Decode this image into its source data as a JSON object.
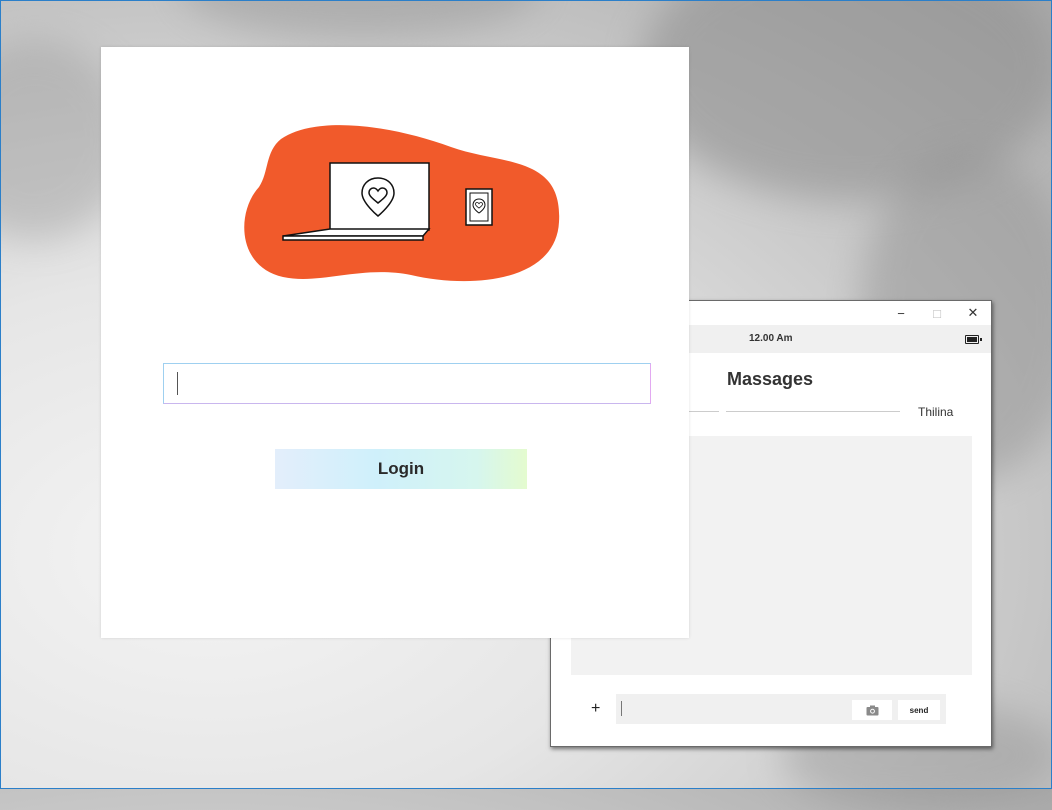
{
  "login": {
    "username_value": "",
    "login_label": "Login"
  },
  "chat": {
    "window_controls": {
      "minimize": "−",
      "maximize": "□",
      "close": "✕"
    },
    "status_time": "12.00 Am",
    "title": "Massages",
    "contact_name": "Thilina",
    "add_label": "+",
    "message_value": "",
    "send_label": "send"
  },
  "icons": {
    "battery": "battery-icon",
    "camera": "camera-icon",
    "laptop": "laptop-icon",
    "tablet": "tablet-icon",
    "heart_pin": "heart-pin-icon"
  },
  "colors": {
    "blob": "#f15a2b",
    "login_gradient_start": "#e3eefb",
    "login_gradient_end": "#e4fbcf",
    "desktop_border": "#2b7fc9"
  }
}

────

THE REQUEST
Each record above is to be restated exactly, with its pictures removed from the copy.

EXERCISE ANSWER
Decode this image into its source data as a JSON object.
{
  "login": {
    "username_value": "",
    "login_label": "Login"
  },
  "chat": {
    "window_controls": {
      "minimize": "−",
      "maximize": "□",
      "close": "✕"
    },
    "status_time": "12.00 Am",
    "title": "Massages",
    "contact_name": "Thilina",
    "add_label": "+",
    "message_value": "",
    "send_label": "send"
  },
  "icons": {
    "battery": "battery-icon",
    "camera": "camera-icon",
    "laptop": "laptop-icon",
    "tablet": "tablet-icon",
    "heart_pin": "heart-pin-icon"
  },
  "colors": {
    "blob": "#f15a2b",
    "login_gradient_start": "#e3eefb",
    "login_gradient_end": "#e4fbcf",
    "desktop_border": "#2b7fc9"
  }
}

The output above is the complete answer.